----- Listing
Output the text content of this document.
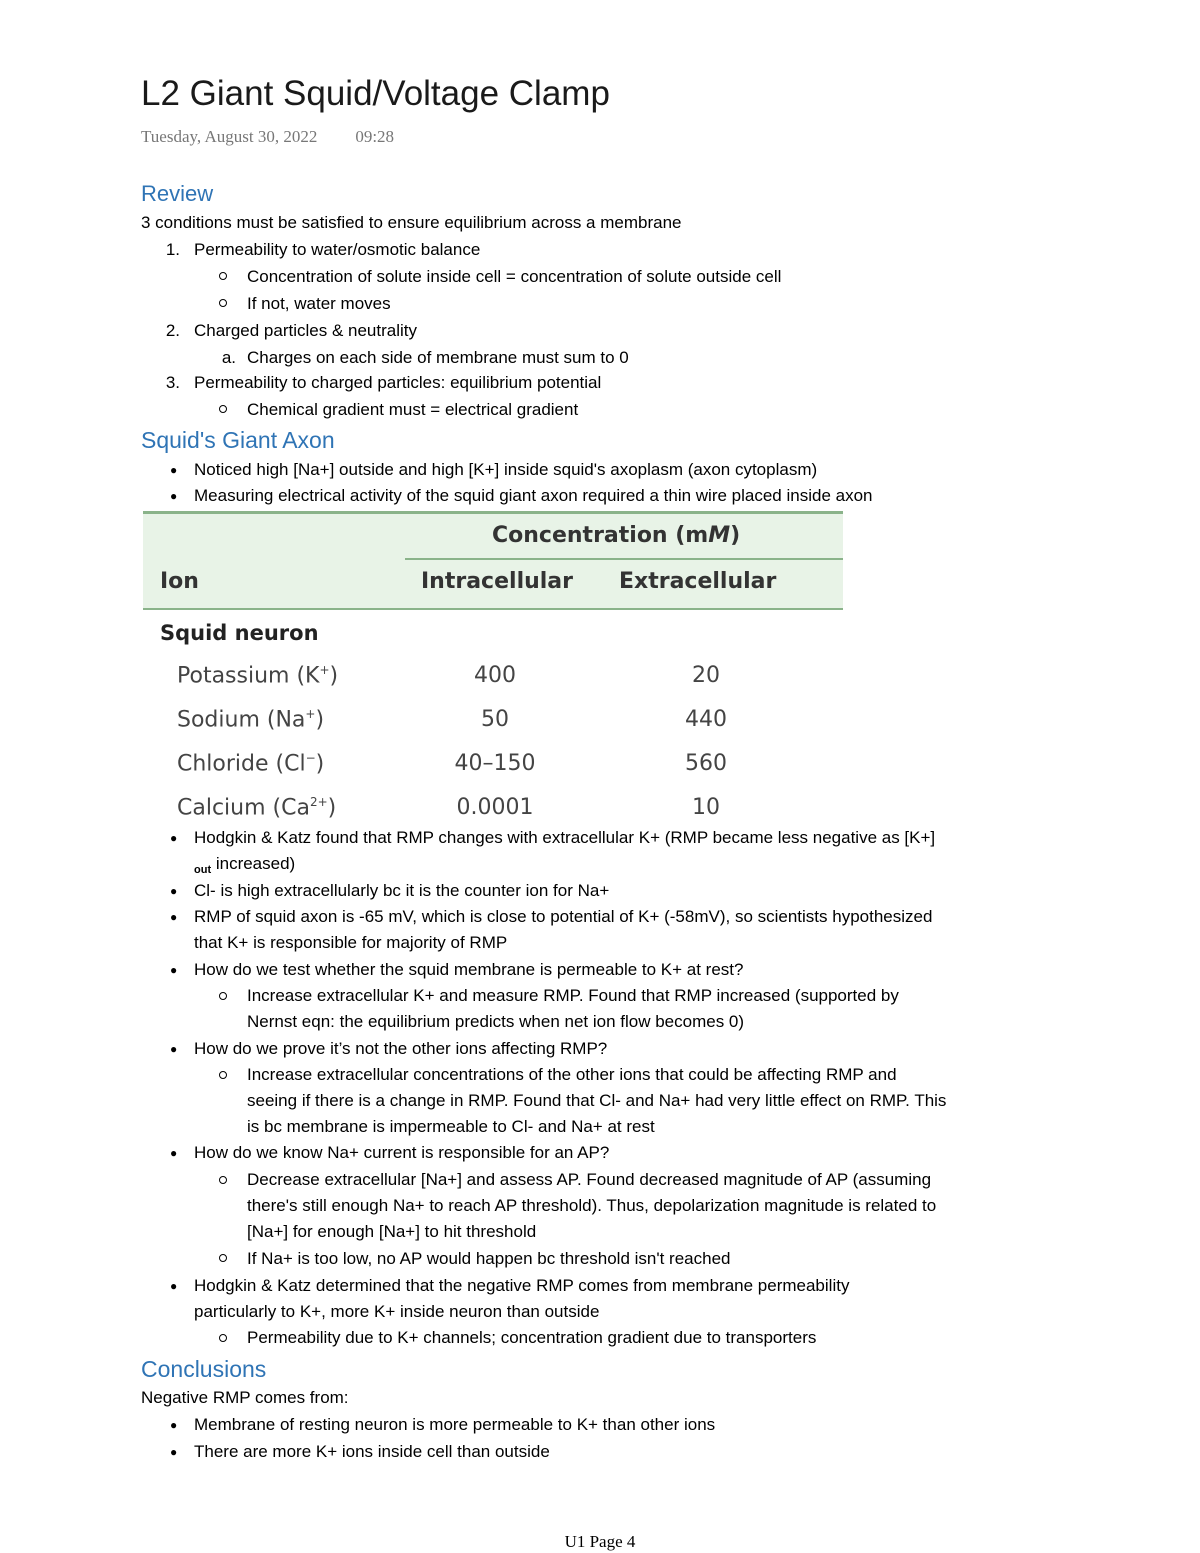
L2 Giant Squid/Voltage Clamp
Tuesday, August 30, 2022 09:28
Review
3 conditions must be satisfied to ensure equilibrium across a membrane
1. Permeability to water/osmotic balance
Concentration of solute inside cell = concentration of solute outside cell
If not, water moves
2. Charged particles & neutrality
a. Charges on each side of membrane must sum to 0
3. Permeability to charged particles: equilibrium potential
Chemical gradient must = electrical gradient
Squid's Giant Axon
● Noticed high [Na+] outside and high [K+] inside squid's axoplasm (axon cytoplasm)
● Measuring electrical activity of the squid giant axon required a thin wire placed inside axon
Concentration (mM)
Ion	Intracellular Extracellular
Squid neuron
Potassium (K+)	400	20
Sodium (Na+)	50	440
Chloride (Cl−)	40–150	560
Calcium $(Ca^{2+})$	0.0001	10
● Hodgkin & Katz found that RMP changes with extracellular K+ (RMP became less negative as [K+]
$_{out}$ increased)
● Cl- is high extracellularly bc it is the counter ion for Na+
● RMP of squid axon is -65 mV, which is close to potential of K+ (-58mV), so scientists hypothesized
that K+ is responsible for majority of RMP
● How do we test whether the squid membrane is permeable to K+ at rest?
Increase extracellular K+ and measure RMP. Found that RMP increased (supported by
Nernst eqn: the equilibrium predicts when net ion flow becomes 0)
● How do we prove it’s not the other ions affecting RMP?
Increase extracellular concentrations of the other ions that could be affecting RMP and
seeing if there is a change in RMP. Found that Cl- and Na+ had very little effect on RMP. This
is bc membrane is impermeable to Cl- and Na+ at rest
● How do we know Na+ current is responsible for an AP?
Decrease extracellular [Na+] and assess AP. Found decreased magnitude of AP (assuming
there's still enough Na+ to reach AP threshold). Thus, depolarization magnitude is related to
[Na+] for enough [Na+] to hit threshold
If Na+ is too low, no AP would happen bc threshold isn't reached
● Hodgkin & Katz determined that the negative RMP comes from membrane permeability
particularly to K+, more K+ inside neuron than outside
Permeability due to K+ channels; concentration gradient due to transporters
Conclusions
Negative RMP comes from:
● Membrane of resting neuron is more permeable to K+ than other ions
● There are more K+ ions inside cell than outside
U1 Page 4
----------
Reproduce every line exactly and omit all pictures.

■ **Output**:
Output the text content of this document.
L2 Giant Squid/Voltage Clamp
Tuesday, August 30, 2022 09:28
Review
3 conditions must be satisfied to ensure equilibrium across a membrane
1. Permeability to water/osmotic balance
Concentration of solute inside cell = concentration of solute outside cell
If not, water moves
2. Charged particles & neutrality
a. Charges on each side of membrane must sum to 0
3. Permeability to charged particles: equilibrium potential
Chemical gradient must = electrical gradient
Squid's Giant Axon
● Noticed high [Na+] outside and high [K+] inside squid's axoplasm (axon cytoplasm)
● Measuring electrical activity of the squid giant axon required a thin wire placed inside axon
Concentration (mM)
Ion	Intracellular Extracellular
Squid neuron
Potassium (K+)	400	20
Sodium (Na+)	50	440
Chloride (Cl−)	40–150	560
Calcium $(Ca^{2+})$	0.0001	10
● Hodgkin & Katz found that RMP changes with extracellular K+ (RMP became less negative as [K+]
$_{out}$ increased)
● Cl- is high extracellularly bc it is the counter ion for Na+
● RMP of squid axon is -65 mV, which is close to potential of K+ (-58mV), so scientists hypothesized
that K+ is responsible for majority of RMP
● How do we test whether the squid membrane is permeable to K+ at rest?
Increase extracellular K+ and measure RMP. Found that RMP increased (supported by
Nernst eqn: the equilibrium predicts when net ion flow becomes 0)
● How do we prove it’s not the other ions affecting RMP?
Increase extracellular concentrations of the other ions that could be affecting RMP and
seeing if there is a change in RMP. Found that Cl- and Na+ had very little effect on RMP. This
is bc membrane is impermeable to Cl- and Na+ at rest
● How do we know Na+ current is responsible for an AP?
Decrease extracellular [Na+] and assess AP. Found decreased magnitude of AP (assuming
there's still enough Na+ to reach AP threshold). Thus, depolarization magnitude is related to
[Na+] for enough [Na+] to hit threshold
If Na+ is too low, no AP would happen bc threshold isn't reached
● Hodgkin & Katz determined that the negative RMP comes from membrane permeability
particularly to K+, more K+ inside neuron than outside
Permeability due to K+ channels; concentration gradient due to transporters
Conclusions
Negative RMP comes from:
● Membrane of resting neuron is more permeable to K+ than other ions
● There are more K+ ions inside cell than outside
U1 Page 4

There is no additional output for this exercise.